(Collected data entries)
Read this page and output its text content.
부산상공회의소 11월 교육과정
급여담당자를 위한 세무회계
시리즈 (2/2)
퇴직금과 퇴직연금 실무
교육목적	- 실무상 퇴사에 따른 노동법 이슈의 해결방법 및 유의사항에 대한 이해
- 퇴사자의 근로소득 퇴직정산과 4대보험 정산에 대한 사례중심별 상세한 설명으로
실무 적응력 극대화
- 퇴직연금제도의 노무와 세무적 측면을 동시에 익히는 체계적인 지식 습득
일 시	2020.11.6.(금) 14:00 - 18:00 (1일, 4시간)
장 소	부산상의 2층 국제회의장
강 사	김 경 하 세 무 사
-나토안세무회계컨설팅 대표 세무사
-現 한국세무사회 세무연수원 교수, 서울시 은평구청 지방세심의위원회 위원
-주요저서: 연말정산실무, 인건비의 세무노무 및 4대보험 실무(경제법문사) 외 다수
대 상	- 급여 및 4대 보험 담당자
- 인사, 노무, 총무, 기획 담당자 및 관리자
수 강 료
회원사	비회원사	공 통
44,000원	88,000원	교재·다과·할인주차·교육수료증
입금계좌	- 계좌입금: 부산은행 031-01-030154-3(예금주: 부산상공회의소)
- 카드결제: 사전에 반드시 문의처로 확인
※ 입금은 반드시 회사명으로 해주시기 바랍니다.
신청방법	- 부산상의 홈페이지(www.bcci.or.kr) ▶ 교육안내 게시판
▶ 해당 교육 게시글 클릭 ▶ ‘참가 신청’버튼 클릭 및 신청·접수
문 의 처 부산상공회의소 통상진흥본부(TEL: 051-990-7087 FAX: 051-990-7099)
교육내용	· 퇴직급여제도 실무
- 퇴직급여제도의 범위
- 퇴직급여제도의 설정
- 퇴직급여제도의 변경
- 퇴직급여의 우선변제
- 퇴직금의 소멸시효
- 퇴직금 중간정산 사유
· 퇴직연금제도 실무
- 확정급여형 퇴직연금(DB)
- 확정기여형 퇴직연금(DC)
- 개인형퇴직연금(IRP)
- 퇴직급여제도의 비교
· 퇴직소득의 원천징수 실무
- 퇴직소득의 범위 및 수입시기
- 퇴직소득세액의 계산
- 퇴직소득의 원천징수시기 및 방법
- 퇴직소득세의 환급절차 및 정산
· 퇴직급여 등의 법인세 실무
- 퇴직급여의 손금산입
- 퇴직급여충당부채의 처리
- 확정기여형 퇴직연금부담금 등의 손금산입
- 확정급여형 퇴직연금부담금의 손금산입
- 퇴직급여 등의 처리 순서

- **Set exercise**: Count every line in the preceding entries where the string "부산상의" appears, then state only the total.

- **Expected output**: 2